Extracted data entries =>
====================

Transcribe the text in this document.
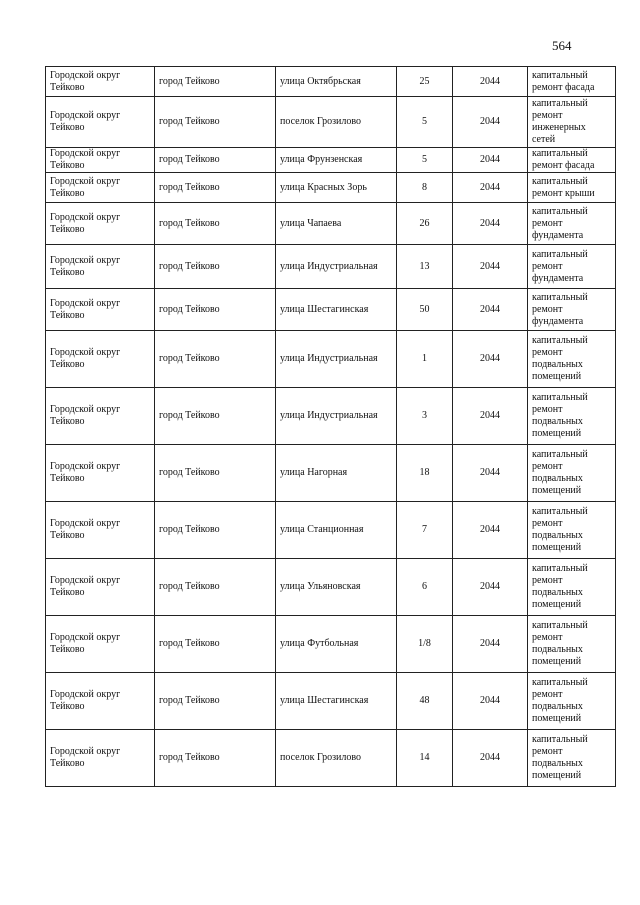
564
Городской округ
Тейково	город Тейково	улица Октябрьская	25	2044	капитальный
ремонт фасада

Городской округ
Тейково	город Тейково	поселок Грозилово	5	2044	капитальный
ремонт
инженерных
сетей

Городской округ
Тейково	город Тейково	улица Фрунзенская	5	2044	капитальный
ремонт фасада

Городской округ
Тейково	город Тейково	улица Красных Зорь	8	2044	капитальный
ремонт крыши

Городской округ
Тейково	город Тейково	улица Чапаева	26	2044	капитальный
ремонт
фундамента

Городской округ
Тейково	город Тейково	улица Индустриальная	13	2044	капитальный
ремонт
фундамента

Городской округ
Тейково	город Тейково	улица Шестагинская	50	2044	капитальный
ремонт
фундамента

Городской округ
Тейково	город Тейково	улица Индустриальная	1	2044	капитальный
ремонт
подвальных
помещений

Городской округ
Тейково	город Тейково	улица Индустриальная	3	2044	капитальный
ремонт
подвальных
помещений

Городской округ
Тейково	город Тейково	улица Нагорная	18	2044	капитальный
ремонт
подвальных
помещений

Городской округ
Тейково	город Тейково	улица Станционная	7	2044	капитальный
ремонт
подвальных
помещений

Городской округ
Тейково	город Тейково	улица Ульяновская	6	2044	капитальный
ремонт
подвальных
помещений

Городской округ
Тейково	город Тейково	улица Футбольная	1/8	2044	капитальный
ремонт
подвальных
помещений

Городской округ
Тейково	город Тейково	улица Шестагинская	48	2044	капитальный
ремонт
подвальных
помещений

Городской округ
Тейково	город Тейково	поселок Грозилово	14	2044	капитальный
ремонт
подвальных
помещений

====================

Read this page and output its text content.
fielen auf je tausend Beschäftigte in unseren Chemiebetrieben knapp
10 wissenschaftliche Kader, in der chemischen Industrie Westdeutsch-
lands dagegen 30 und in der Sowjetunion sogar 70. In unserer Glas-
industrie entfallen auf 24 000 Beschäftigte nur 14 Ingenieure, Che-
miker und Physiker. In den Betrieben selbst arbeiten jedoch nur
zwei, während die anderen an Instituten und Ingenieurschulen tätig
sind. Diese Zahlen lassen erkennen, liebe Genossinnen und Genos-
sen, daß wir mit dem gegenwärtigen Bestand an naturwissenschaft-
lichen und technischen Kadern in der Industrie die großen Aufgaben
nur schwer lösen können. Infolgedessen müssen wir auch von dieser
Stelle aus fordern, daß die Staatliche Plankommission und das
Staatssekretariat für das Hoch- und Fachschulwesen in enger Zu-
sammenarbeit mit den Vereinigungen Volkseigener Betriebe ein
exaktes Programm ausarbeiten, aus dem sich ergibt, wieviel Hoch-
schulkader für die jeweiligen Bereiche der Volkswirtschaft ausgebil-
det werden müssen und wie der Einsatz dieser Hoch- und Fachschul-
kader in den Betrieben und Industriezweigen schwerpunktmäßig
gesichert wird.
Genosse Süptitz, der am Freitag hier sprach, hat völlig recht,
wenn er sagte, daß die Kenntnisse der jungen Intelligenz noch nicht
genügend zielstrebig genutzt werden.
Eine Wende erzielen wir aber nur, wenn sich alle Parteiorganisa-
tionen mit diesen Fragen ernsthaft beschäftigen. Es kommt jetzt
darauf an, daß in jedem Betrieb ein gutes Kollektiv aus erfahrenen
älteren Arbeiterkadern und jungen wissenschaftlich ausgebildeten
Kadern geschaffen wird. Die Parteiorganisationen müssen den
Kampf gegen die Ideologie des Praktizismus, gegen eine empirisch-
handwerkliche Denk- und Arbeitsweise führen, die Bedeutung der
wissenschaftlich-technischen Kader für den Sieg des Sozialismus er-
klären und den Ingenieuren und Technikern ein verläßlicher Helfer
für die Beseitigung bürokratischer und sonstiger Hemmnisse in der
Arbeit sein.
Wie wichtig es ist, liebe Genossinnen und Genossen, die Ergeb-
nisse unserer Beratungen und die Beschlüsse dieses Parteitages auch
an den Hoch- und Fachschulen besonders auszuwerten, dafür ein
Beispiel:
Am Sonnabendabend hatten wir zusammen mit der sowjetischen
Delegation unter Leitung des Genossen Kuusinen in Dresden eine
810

====================

What the task asks => Return all lines of the material above in which the word "поселок" occurs.

Solution below =>
Тейково	город Тейково	поселок Грозилово	5	2044	капитальный
Тейково	город Тейково	поселок Грозилово	14	2044	капитальный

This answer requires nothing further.